Excerpts from a layout annotation set:
********
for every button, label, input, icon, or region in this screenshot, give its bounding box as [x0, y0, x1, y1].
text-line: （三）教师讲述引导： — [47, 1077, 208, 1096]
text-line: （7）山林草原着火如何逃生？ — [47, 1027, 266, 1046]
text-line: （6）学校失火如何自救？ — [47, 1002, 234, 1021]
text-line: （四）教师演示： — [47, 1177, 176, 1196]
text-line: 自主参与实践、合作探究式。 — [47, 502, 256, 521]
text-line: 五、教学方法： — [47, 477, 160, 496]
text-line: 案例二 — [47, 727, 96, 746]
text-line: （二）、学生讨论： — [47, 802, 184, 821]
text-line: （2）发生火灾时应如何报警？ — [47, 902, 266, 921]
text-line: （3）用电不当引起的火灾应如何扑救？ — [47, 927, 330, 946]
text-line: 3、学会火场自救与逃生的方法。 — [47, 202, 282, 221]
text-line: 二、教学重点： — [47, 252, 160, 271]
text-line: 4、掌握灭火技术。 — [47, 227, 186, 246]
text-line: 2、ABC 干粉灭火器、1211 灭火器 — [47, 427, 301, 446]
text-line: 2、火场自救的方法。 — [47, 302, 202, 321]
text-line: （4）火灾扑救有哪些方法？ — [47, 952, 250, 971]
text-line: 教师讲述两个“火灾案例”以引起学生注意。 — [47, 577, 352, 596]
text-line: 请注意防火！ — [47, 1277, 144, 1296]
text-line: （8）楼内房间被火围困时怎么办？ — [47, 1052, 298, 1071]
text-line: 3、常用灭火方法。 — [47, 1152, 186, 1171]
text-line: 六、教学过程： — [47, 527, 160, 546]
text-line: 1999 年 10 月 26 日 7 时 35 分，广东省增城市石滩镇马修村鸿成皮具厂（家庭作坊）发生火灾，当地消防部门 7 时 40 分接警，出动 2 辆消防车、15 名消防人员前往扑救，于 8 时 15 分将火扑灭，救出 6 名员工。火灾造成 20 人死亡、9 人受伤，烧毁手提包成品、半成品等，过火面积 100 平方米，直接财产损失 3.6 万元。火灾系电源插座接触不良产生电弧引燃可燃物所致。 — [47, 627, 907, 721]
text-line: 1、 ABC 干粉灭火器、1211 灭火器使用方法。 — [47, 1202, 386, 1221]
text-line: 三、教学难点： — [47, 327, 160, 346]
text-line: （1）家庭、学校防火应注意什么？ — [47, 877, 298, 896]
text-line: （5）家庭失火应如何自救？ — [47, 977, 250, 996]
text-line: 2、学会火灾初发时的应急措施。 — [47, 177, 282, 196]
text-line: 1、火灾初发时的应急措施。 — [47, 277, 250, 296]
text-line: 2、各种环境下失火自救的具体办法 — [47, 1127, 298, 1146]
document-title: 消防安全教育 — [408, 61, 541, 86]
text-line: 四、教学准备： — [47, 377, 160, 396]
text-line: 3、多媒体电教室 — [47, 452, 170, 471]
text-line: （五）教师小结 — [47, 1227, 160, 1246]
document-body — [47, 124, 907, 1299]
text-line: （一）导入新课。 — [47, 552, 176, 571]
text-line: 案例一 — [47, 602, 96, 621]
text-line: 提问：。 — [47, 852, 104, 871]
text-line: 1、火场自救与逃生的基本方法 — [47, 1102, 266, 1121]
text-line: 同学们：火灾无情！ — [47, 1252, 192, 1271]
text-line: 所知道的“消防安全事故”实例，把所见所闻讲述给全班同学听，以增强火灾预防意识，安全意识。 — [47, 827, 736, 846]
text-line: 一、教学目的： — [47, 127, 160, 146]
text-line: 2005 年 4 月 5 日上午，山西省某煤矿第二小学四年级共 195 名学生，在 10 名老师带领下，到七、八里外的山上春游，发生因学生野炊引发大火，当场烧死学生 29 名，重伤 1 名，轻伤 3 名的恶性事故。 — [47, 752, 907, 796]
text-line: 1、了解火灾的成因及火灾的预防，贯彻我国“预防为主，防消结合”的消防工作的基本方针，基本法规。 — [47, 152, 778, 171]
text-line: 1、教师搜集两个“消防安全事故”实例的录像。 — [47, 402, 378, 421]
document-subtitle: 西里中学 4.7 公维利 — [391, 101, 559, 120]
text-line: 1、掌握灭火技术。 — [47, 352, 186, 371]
********
** Task details **
Rewrite the data above with every "text-line" changed to "line" and nothing else altered.

** Solution for this exercise **
for every button, label, input, icon, or region in this screenshot, give its bounding box as [x0, y0, x1, y1].
line: （三）教师讲述引导： — [47, 1077, 208, 1096]
line: （7）山林草原着火如何逃生？ — [47, 1027, 266, 1046]
line: （6）学校失火如何自救？ — [47, 1002, 234, 1021]
line: （四）教师演示： — [47, 1177, 176, 1196]
line: 自主参与实践、合作探究式。 — [47, 502, 256, 521]
line: 五、教学方法： — [47, 477, 160, 496]
line: 案例二 — [47, 727, 96, 746]
line: （二）、学生讨论： — [47, 802, 184, 821]
line: （2）发生火灾时应如何报警？ — [47, 902, 266, 921]
line: （3）用电不当引起的火灾应如何扑救？ — [47, 927, 330, 946]
line: 3、学会火场自救与逃生的方法。 — [47, 202, 282, 221]
line: 二、教学重点： — [47, 252, 160, 271]
line: 4、掌握灭火技术。 — [47, 227, 186, 246]
line: 2、ABC 干粉灭火器、1211 灭火器 — [47, 427, 301, 446]
line: 2、火场自救的方法。 — [47, 302, 202, 321]
line: （4）火灾扑救有哪些方法？ — [47, 952, 250, 971]
line: 教师讲述两个“火灾案例”以引起学生注意。 — [47, 577, 352, 596]
line: 请注意防火！ — [47, 1277, 144, 1296]
line: （8）楼内房间被火围困时怎么办？ — [47, 1052, 298, 1071]
line: 3、常用灭火方法。 — [47, 1152, 186, 1171]
line: 六、教学过程： — [47, 527, 160, 546]
line: 1999 年 10 月 26 日 7 时 35 分，广东省增城市石滩镇马修村鸿成皮具厂（家庭作坊）发生火灾，当地消防部门 7 时 40 分接警，出动 2 辆消防车、15 名消防人员前往扑救，于 8 时 15 分将火扑灭，救出 6 名员工。火灾造成 20 人死亡、9 人受伤，烧毁手提包成品、半成品等，过火面积 100 平方米，直接财产损失 3.6 万元。火灾系电源插座接触不良产生电弧引燃可燃物所致。 — [47, 627, 907, 721]
line: 1、 ABC 干粉灭火器、1211 灭火器使用方法。 — [47, 1202, 386, 1221]
line: 三、教学难点： — [47, 327, 160, 346]
line: （1）家庭、学校防火应注意什么？ — [47, 877, 298, 896]
line: （5）家庭失火应如何自救？ — [47, 977, 250, 996]
line: 2、学会火灾初发时的应急措施。 — [47, 177, 282, 196]
line: 1、火灾初发时的应急措施。 — [47, 277, 250, 296]
line: 2、各种环境下失火自救的具体办法 — [47, 1127, 298, 1146]
document-title: 消防安全教育 — [408, 61, 541, 86]
line: 四、教学准备： — [47, 377, 160, 396]
line: 3、多媒体电教室 — [47, 452, 170, 471]
line: （五）教师小结 — [47, 1227, 160, 1246]
document-body — [47, 124, 907, 1299]
line: （一）导入新课。 — [47, 552, 176, 571]
line: 案例一 — [47, 602, 96, 621]
line: 提问：。 — [47, 852, 104, 871]
line: 1、火场自救与逃生的基本方法 — [47, 1102, 266, 1121]
line: 同学们：火灾无情！ — [47, 1252, 192, 1271]
line: 所知道的“消防安全事故”实例，把所见所闻讲述给全班同学听，以增强火灾预防意识，安全意识。 — [47, 827, 736, 846]
line: 一、教学目的： — [47, 127, 160, 146]
line: 2005 年 4 月 5 日上午，山西省某煤矿第二小学四年级共 195 名学生，在 10 名老师带领下，到七、八里外的山上春游，发生因学生野炊引发大火，当场烧死学生 29 名，重伤 1 名，轻伤 3 名的恶性事故。 — [47, 752, 907, 796]
line: 1、了解火灾的成因及火灾的预防，贯彻我国“预防为主，防消结合”的消防工作的基本方针，基本法规。 — [47, 152, 778, 171]
line: 1、教师搜集两个“消防安全事故”实例的录像。 — [47, 402, 378, 421]
document-subtitle: 西里中学 4.7 公维利 — [391, 101, 559, 120]
line: 1、掌握灭火技术。 — [47, 352, 186, 371]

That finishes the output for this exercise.